[BEGIN Data for processing]
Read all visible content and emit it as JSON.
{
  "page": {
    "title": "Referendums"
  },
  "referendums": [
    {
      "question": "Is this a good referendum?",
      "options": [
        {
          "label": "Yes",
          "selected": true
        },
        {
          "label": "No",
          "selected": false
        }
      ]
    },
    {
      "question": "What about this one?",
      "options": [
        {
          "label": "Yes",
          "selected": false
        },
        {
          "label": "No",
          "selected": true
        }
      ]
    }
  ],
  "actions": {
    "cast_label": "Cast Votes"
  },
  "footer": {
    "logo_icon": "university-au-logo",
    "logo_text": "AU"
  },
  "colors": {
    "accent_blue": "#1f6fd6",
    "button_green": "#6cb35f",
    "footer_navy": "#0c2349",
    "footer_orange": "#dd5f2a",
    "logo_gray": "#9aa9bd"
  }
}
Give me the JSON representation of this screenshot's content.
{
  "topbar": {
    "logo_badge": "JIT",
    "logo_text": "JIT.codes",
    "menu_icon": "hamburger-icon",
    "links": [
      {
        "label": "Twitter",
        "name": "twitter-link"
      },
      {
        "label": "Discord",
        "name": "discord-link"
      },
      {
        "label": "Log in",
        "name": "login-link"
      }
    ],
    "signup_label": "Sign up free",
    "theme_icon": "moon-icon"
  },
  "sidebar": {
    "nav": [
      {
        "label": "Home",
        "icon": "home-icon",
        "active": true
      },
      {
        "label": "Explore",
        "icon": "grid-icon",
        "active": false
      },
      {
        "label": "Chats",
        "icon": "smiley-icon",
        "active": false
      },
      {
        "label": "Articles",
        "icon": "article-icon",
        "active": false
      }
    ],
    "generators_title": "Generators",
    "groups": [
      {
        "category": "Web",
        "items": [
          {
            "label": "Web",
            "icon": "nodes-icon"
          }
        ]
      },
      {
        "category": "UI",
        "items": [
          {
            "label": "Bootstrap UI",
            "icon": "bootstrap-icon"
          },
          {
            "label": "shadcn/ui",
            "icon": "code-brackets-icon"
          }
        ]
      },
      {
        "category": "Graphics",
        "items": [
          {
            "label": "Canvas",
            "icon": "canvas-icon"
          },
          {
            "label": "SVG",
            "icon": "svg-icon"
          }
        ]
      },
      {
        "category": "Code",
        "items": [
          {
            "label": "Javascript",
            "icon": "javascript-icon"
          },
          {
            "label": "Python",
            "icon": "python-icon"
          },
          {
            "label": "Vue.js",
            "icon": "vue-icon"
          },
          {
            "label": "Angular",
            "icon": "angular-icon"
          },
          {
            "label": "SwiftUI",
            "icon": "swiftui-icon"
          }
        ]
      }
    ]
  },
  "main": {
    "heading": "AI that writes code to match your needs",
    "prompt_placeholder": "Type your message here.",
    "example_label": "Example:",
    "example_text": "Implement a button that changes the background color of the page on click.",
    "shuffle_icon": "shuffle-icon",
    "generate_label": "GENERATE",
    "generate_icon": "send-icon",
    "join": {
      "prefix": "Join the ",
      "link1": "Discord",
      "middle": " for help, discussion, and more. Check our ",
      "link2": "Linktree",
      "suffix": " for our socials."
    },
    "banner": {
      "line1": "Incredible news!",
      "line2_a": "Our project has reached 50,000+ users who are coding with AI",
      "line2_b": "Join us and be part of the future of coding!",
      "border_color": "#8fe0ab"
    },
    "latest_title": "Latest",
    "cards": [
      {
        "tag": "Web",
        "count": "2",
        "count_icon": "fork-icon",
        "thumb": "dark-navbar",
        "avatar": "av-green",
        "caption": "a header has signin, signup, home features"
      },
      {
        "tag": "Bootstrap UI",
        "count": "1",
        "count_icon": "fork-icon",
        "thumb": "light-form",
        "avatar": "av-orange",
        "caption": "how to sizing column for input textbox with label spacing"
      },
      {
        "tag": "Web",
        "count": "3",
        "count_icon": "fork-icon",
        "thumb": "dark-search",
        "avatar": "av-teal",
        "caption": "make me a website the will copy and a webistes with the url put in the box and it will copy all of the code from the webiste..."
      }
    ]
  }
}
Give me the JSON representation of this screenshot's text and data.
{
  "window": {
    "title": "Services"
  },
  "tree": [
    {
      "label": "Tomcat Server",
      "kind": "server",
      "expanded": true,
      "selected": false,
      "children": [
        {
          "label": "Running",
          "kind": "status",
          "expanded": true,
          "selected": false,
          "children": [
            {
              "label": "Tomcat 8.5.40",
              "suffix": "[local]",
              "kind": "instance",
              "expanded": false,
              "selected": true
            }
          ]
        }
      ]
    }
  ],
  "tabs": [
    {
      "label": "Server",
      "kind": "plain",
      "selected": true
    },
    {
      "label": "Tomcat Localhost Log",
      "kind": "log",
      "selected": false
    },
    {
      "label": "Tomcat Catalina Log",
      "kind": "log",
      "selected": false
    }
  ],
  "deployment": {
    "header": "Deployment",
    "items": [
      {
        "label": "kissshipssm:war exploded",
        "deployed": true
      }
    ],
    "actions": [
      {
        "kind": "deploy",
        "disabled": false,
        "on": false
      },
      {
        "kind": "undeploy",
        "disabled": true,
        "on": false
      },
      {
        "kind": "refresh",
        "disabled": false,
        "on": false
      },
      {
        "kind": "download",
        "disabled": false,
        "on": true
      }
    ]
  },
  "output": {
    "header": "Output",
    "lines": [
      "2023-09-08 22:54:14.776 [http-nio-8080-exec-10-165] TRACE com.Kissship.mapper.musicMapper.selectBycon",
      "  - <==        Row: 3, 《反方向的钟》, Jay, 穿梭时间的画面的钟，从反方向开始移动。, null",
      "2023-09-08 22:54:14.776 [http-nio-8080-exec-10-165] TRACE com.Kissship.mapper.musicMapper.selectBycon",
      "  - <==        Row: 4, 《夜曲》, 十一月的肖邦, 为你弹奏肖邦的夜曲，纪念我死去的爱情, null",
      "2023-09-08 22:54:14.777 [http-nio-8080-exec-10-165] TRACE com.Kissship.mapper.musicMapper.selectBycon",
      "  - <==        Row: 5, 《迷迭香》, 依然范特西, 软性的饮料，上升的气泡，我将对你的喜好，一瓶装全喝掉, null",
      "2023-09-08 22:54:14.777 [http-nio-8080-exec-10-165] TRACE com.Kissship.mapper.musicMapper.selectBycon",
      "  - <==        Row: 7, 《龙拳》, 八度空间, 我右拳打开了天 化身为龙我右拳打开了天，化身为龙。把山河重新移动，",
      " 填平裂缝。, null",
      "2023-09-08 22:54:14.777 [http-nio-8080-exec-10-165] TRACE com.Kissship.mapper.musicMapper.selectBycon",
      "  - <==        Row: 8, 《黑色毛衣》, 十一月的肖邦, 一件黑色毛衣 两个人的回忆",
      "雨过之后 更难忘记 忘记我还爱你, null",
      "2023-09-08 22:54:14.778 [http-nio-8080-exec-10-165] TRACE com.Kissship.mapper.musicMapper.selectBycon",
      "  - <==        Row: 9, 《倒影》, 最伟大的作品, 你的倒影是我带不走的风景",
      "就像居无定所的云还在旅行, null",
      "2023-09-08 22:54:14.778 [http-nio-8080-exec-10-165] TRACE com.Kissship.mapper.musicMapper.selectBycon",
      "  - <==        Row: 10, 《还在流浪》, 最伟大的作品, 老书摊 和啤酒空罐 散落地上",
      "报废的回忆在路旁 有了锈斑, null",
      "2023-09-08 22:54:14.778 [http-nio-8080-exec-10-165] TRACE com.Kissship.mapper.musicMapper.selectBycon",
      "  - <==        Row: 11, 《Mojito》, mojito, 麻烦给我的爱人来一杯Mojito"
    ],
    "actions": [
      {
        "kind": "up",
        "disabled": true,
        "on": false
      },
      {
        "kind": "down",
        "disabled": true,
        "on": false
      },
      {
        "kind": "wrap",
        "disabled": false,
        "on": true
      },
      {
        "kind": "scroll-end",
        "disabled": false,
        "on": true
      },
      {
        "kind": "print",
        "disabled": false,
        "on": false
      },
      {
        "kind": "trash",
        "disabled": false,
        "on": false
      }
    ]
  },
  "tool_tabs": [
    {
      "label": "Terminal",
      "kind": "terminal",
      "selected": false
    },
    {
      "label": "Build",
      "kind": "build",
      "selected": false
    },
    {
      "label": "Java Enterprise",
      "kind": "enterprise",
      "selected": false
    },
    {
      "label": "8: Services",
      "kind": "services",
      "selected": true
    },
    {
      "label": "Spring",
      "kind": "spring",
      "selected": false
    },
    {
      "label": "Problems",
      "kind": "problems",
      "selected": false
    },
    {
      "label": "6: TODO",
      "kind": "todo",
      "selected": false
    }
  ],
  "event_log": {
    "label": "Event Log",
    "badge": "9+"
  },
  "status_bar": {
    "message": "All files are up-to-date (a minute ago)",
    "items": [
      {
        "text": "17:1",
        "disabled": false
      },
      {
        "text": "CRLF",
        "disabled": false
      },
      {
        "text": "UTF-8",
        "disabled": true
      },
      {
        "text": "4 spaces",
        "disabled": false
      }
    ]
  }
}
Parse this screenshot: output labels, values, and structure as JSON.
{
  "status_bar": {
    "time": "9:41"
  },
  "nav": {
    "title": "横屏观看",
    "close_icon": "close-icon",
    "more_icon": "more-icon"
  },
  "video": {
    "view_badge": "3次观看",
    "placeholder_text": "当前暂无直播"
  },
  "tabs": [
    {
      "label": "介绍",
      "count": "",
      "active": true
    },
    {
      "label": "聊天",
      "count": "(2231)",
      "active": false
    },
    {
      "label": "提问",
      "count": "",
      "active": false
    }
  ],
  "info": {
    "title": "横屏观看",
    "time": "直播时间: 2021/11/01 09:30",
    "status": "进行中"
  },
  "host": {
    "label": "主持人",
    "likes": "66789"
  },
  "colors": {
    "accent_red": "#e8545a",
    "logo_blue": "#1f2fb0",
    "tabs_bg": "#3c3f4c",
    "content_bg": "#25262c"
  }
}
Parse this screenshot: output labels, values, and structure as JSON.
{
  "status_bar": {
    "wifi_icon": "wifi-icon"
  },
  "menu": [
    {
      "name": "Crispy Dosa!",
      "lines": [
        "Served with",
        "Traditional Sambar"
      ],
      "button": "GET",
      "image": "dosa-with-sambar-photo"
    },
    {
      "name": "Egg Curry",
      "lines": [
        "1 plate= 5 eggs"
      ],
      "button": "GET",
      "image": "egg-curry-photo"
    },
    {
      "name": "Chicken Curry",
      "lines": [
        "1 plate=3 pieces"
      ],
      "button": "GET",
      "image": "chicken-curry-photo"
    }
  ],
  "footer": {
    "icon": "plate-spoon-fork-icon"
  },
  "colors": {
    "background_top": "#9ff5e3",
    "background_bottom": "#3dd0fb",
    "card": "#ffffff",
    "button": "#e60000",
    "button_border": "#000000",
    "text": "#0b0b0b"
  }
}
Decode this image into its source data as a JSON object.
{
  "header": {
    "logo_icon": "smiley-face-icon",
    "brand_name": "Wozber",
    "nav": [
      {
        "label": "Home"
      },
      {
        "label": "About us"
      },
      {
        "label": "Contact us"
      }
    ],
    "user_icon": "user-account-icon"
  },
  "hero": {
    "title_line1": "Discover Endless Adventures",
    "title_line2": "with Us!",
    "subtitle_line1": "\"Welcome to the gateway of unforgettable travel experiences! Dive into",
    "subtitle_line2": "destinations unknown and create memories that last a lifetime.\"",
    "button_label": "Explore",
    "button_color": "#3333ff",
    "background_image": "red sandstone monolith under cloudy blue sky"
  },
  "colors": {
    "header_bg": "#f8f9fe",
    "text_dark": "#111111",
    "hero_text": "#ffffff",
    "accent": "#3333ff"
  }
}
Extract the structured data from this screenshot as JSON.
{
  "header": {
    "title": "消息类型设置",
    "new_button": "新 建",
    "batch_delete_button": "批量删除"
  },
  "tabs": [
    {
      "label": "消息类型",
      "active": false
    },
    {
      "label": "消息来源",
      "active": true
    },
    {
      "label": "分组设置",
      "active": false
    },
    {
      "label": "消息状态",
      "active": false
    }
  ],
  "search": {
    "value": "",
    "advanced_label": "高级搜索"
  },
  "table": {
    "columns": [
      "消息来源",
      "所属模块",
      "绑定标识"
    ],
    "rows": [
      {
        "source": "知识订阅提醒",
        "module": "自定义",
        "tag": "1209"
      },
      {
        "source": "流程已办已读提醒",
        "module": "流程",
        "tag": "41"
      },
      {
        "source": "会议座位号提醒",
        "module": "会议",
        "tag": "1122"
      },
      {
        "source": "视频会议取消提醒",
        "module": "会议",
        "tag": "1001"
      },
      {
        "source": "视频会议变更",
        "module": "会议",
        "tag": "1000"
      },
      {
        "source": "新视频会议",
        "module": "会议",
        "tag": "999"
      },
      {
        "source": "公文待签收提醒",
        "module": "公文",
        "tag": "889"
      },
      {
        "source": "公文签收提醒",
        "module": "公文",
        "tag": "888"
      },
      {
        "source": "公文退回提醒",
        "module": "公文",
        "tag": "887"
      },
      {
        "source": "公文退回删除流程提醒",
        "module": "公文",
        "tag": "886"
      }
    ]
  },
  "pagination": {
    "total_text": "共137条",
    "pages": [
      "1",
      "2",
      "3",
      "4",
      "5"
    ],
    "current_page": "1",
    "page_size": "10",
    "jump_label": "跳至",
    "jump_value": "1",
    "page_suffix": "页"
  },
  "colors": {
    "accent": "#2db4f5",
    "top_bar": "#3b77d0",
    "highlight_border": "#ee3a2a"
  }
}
[END Data for processing]
> [Objective]: From the data above, copy each line that holds "十一月的肖邦".

> [Expected answer]:
      "  - <==        Row: 4, 《夜曲》, 十一月的肖邦, 为你弹奏肖邦的夜曲，纪念我死去的爱情, null",
      "  - <==        Row: 8, 《黑色毛衣》, 十一月的肖邦, 一件黑色毛衣 两个人的回忆",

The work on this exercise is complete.